Problem:
Gather each line of the records where "listaamattomasta" appears.

Dataset records:
>> Begin

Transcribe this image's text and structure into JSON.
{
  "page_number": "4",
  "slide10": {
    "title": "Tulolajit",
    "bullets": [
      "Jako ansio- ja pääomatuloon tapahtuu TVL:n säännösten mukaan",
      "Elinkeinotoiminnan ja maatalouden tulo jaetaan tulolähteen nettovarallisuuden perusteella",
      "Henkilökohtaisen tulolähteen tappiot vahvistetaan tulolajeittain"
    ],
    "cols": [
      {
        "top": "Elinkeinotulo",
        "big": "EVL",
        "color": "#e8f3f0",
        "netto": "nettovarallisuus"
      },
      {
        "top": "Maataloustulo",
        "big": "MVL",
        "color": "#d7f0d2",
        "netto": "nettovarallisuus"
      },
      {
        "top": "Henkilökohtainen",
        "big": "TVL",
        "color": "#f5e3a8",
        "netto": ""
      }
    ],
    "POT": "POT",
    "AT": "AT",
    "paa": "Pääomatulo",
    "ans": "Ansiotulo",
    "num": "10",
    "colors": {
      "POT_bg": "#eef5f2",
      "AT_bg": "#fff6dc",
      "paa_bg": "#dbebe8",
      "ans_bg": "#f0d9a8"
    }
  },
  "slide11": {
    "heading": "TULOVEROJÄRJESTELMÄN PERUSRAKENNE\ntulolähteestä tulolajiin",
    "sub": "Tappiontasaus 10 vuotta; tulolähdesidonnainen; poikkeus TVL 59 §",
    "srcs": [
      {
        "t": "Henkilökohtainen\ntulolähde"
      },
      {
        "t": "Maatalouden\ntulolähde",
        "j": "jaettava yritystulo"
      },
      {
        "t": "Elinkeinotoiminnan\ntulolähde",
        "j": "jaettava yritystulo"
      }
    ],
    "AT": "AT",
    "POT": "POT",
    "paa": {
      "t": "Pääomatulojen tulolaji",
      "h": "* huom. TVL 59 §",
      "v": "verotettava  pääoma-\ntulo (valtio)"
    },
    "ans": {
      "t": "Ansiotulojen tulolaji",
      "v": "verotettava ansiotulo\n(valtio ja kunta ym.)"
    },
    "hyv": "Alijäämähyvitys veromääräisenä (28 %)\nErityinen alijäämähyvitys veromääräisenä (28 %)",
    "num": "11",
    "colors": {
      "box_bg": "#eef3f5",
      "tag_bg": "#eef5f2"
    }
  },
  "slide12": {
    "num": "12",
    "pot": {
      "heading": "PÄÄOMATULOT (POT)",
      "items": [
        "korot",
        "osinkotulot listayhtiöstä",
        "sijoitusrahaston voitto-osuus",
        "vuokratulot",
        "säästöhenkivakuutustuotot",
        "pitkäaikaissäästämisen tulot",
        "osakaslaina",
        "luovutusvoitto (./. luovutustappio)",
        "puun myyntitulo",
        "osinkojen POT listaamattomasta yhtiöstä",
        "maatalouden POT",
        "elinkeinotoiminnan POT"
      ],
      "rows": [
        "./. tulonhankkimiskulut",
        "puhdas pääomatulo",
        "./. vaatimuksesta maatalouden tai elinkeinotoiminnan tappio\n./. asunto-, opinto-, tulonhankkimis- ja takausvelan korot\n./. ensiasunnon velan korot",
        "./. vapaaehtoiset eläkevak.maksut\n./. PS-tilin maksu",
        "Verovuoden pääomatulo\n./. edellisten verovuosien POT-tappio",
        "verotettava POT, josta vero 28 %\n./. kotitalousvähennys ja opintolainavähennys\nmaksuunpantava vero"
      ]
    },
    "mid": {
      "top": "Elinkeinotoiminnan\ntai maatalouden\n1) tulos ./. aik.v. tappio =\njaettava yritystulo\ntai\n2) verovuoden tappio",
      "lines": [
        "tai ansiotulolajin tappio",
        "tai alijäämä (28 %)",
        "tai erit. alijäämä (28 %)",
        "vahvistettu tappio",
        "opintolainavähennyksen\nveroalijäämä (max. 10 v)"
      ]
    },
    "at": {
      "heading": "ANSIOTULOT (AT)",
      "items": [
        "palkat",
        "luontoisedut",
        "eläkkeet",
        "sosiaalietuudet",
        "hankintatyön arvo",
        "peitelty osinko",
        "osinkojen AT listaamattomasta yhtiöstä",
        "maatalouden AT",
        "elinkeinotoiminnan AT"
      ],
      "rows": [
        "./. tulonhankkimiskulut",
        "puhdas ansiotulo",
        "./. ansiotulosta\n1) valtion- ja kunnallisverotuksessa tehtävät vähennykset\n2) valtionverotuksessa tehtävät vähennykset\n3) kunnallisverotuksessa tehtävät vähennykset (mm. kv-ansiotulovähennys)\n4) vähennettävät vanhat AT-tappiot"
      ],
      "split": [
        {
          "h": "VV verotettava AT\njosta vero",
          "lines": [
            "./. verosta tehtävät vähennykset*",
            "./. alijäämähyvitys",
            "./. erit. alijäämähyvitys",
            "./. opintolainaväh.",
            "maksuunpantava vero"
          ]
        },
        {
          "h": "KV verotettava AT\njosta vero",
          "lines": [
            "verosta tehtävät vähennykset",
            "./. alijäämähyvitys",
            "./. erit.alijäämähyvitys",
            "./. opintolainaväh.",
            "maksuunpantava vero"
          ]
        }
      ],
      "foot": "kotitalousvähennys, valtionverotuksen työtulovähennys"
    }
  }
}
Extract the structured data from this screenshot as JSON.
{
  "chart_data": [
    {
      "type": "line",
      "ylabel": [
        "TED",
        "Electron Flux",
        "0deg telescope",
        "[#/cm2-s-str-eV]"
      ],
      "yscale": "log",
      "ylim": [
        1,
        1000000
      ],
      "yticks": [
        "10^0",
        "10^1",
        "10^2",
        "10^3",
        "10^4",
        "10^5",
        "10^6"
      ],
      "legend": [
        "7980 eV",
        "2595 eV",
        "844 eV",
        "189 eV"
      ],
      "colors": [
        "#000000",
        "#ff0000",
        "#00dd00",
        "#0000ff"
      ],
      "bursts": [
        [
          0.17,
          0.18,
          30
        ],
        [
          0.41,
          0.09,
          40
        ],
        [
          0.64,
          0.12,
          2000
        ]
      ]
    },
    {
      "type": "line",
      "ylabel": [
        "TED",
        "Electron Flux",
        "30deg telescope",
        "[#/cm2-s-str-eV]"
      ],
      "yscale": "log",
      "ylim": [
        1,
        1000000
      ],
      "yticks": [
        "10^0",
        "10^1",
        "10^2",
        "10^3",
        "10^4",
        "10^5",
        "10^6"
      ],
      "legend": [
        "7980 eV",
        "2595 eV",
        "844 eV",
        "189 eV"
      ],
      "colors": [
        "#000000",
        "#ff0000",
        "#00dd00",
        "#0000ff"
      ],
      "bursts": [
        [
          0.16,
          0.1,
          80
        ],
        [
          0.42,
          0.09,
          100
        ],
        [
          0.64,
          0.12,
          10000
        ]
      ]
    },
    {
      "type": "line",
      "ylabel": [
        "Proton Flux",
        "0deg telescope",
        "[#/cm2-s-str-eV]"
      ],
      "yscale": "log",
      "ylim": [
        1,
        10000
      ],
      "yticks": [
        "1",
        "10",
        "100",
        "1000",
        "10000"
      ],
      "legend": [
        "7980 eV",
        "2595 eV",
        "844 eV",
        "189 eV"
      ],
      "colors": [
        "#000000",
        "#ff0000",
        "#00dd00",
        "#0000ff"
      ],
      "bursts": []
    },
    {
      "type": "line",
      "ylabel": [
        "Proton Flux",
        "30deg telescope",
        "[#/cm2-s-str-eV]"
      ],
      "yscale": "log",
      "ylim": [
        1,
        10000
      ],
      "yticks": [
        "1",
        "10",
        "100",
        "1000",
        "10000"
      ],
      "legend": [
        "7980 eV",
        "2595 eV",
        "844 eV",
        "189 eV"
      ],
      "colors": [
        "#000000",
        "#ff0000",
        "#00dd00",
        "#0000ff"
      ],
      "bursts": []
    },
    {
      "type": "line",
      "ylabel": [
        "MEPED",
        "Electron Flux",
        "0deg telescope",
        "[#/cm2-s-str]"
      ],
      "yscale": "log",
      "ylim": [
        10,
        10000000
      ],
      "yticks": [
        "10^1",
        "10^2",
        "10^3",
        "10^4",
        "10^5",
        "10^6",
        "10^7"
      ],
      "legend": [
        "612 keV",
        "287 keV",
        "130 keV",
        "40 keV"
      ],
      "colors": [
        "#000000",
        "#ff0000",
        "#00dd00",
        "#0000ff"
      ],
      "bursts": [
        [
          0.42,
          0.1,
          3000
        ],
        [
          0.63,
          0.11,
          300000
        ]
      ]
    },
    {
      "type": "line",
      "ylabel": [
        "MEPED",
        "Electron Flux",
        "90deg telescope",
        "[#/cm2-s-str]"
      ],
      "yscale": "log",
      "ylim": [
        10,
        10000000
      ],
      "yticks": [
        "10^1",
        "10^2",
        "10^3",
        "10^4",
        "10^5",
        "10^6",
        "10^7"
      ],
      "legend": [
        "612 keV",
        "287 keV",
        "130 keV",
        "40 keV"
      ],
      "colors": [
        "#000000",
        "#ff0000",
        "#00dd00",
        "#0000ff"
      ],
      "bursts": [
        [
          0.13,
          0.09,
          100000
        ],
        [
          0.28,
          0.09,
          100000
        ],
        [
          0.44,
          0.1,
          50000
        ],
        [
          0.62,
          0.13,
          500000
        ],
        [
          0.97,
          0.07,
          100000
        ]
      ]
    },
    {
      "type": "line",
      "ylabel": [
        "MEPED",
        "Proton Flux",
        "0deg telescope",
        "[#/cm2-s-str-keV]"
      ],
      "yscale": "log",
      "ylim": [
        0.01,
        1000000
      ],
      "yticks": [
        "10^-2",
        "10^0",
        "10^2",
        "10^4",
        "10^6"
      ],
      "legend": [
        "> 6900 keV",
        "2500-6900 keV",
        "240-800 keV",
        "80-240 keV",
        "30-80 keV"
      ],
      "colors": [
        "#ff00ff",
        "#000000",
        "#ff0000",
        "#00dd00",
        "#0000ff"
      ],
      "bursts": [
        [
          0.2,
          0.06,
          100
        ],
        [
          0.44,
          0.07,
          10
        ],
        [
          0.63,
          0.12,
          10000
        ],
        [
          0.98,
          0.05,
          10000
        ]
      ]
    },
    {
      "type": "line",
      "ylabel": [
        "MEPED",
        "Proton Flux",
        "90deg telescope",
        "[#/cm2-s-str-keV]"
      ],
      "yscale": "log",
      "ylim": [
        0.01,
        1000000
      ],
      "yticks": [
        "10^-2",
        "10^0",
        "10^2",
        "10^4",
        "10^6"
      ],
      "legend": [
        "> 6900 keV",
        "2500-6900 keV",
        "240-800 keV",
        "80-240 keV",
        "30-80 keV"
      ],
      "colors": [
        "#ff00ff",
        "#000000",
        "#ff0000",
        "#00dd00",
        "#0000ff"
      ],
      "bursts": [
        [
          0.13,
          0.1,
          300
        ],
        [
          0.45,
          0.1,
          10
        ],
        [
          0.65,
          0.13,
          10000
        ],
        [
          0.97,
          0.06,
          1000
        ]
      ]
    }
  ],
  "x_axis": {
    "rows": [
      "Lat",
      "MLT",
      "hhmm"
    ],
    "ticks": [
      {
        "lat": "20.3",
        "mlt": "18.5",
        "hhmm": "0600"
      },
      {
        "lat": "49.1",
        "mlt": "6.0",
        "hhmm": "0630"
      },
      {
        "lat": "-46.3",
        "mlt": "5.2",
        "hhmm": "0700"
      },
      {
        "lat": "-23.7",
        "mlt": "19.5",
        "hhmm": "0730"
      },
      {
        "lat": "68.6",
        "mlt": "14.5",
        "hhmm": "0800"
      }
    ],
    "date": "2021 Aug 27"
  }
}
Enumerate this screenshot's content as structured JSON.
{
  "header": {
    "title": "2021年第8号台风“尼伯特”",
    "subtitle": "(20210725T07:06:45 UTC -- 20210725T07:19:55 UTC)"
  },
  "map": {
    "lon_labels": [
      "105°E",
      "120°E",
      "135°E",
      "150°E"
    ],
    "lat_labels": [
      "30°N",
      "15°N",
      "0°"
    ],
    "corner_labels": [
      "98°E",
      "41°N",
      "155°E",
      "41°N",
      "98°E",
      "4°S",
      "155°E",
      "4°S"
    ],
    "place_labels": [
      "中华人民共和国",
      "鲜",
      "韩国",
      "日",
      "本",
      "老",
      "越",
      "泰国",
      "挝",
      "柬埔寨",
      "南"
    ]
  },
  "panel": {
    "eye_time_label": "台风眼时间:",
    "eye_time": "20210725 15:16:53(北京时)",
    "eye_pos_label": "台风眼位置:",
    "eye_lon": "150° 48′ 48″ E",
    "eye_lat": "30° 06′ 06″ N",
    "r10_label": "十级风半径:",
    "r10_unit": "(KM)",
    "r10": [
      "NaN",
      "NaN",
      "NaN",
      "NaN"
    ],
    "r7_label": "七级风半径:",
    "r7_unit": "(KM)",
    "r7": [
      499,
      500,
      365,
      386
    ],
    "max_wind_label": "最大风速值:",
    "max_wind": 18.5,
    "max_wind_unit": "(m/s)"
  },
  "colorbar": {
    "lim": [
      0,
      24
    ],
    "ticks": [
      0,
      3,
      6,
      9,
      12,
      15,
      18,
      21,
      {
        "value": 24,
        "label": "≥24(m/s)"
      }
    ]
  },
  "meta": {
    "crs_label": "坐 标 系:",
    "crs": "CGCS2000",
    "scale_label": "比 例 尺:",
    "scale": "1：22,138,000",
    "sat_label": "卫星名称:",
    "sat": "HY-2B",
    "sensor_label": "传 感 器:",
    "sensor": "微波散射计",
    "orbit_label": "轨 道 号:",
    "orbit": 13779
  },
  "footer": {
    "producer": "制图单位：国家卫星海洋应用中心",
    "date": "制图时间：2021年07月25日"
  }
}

>> End

Written reply:
        "osinkojen POT listaamattomasta yhtiöstä",
        "osinkojen AT listaamattomasta yhtiöstä",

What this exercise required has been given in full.